## Direction A
In the records, starting at the first line and ending at the line containing "- psar-dot: [625, 106, 628, 109]", substitute "histogram-bar" for every "macd-hist-bar" and change nothing else. Return only those lines.

## Selected extract

########################################

# Marry on a Student visa



## elisalpm (Jul 10, 2012)

hello everyone, i'm new to this forum but have already found many useful information here.
I'm currently on a Tier 4 student visa which will going to expire in Feb 2013, me and my bf (he obtained the permanent resident this year, we both originated from HK) would like to get married. 
After reading the UKBA and threads in here, i understand that i can switch from my Tier 4 visa to the spouse visa if my student visa has the validity for more than 6 months, my question is, the 6 months count from the day we are married or the day i obtain the student visa? 
Second question, is it true that i can get married with him in UK under the student visa, and if so, do i need to go back to home town after i marry and come back again? 
Thanks a lot for your help!


----------



## Joppa (Sep 7, 2009)

elisalpm said:


> hello everyone, i'm new to this forum but have already found many useful information here.
> I'm currently on a Tier 4 student visa which will going to expire in Feb 2013, me and my bf (he obtained the permanent resident this year, we both originated from HK) would like to get marry.
> After reading the UKBA and threads in here, i understand that i can switch from my Tier 4 visa to the spouse visa if my student visa has the validity for more than 6 months, my question is, the 6 months count from the day we are married or the day i obtain the student visa?
> Second question, is it true that i can get marry with him in UK under the student visa, and if so, do i need to go back to home town after i marry and come back again?


Welcome to the forum.
You can marry on your Tier 4 visa provided it has been issued for longer than 6 months, which it clearly has. But don't leave it too close to your expiry date next February, as you need time to put in your application for further leave to remain as spouse after your marriage. I suggest you book a same-day appointment shortly after your wedding date.
You can apply for FLR within UK. No need to return home. But if you delay your application, you may have to return to HK and apply there.
Can you meet the new maintenance requirement of an established income of £18,600 plus suitable housing?


----------



## elisalpm (Jul 10, 2012)

Thanks Joppa!!! 
My visa duration is from Sep 2011 to Feb 2013, so i think it should be ok then. 
About the income requirement, it's a little bit tricky. My bf declared himself as self employ in March this year. Before that, he was employed with monthly salary a lot over the minimum. Now, during his self employ period up to date, the income also more than the minimum (when taking the 18,600 into monthly average). Will it add extra difficulty if my bf is self employ now? Or what kind of additional prove we need to prepare when we go for application? Thanks again!


----------



## elisalpm (Jul 10, 2012)

Anyone can answer my questions? Many thanks!!!


----------



## Joppa (Sep 7, 2009)

elisalpm said:


> Thanks Joppa!!!
> My visa duration is from Sep 2011 to Feb 2013, so i think it should be ok then.

########################################

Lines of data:
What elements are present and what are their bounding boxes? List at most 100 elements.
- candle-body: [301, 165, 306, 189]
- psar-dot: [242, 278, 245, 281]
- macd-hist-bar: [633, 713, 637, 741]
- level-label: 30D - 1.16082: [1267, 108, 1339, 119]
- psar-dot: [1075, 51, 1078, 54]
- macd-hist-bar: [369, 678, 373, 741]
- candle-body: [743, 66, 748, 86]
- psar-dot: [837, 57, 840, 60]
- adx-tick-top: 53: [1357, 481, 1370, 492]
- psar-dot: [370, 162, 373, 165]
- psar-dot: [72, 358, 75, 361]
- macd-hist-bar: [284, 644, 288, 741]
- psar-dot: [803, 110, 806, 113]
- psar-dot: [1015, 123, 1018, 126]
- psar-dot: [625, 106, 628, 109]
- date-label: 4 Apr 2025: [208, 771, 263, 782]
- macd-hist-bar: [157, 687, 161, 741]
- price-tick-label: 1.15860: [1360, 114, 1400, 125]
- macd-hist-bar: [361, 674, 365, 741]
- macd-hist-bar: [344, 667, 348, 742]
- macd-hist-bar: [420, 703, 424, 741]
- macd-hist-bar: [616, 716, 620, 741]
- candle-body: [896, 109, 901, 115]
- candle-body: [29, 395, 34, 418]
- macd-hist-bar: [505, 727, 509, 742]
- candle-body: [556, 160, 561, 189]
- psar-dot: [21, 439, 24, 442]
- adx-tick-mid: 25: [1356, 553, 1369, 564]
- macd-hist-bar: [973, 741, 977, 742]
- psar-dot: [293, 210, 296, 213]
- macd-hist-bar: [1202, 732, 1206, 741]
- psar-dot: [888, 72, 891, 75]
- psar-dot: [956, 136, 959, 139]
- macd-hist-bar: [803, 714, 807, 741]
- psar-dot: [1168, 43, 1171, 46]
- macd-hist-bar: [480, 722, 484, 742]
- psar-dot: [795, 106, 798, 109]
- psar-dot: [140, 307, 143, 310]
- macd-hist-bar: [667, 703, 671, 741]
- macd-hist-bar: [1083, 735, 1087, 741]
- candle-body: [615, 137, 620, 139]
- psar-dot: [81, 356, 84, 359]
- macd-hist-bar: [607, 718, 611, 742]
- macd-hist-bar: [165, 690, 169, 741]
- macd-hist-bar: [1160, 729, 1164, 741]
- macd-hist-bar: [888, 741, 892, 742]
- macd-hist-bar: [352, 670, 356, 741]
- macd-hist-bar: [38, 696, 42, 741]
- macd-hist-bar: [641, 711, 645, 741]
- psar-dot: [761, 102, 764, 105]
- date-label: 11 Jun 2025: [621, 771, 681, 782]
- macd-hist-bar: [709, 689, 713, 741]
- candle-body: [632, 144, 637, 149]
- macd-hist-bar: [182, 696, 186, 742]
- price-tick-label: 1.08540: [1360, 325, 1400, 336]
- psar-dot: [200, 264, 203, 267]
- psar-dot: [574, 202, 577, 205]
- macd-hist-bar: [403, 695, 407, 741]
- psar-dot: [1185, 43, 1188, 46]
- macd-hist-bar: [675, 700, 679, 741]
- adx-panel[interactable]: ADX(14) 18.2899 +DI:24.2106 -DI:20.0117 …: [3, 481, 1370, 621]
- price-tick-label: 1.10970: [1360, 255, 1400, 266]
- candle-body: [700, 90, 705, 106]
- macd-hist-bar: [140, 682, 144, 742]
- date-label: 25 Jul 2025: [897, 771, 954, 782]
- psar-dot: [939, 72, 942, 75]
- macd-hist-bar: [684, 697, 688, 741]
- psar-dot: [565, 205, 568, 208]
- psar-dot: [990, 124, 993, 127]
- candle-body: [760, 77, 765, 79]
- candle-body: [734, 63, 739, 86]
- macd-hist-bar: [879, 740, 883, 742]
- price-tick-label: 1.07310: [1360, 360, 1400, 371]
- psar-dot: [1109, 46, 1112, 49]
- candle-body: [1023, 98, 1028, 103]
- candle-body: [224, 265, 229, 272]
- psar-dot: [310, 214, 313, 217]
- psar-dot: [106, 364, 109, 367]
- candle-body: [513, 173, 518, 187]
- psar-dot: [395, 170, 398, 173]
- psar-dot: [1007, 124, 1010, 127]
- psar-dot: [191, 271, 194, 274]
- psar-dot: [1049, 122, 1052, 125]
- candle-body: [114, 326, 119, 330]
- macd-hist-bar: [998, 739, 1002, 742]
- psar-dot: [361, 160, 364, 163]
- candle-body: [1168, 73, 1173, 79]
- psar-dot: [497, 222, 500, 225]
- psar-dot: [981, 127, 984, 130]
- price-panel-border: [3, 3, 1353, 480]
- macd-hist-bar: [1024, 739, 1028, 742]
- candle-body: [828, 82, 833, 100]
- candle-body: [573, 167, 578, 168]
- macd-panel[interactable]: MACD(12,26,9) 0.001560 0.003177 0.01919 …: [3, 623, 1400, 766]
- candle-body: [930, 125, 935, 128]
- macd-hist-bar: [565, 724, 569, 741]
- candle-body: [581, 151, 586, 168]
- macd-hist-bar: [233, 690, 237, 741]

########################################

## Direction B
Retype the passage of the forum thread on marrying on a student visa starting at "# Marry on a" and ending at "to get married.".

## Full output A
What elements are present and what are their bounding boxes? List at most 100 elements.
- candle-body: [301, 165, 306, 189]
- psar-dot: [242, 278, 245, 281]
- histogram-bar: [633, 713, 637, 741]
- level-label: 30D - 1.16082: [1267, 108, 1339, 119]
- psar-dot: [1075, 51, 1078, 54]
- histogram-bar: [369, 678, 373, 741]
- candle-body: [743, 66, 748, 86]
- psar-dot: [837, 57, 840, 60]
- adx-tick-top: 53: [1357, 481, 1370, 492]
- psar-dot: [370, 162, 373, 165]
- psar-dot: [72, 358, 75, 361]
- histogram-bar: [284, 644, 288, 741]
- psar-dot: [803, 110, 806, 113]
- psar-dot: [1015, 123, 1018, 126]
- psar-dot: [625, 106, 628, 109]

## Full output B
# Marry on a Student visa



## elisalpm (Jul 10, 2012)

hello everyone, i'm new to this forum but have already found many useful information here.
I'm currently on a Tier 4 student visa which will going to expire in Feb 2013, me and my bf (he obtained the permanent resident this year, we both originated from HK) would like to get married.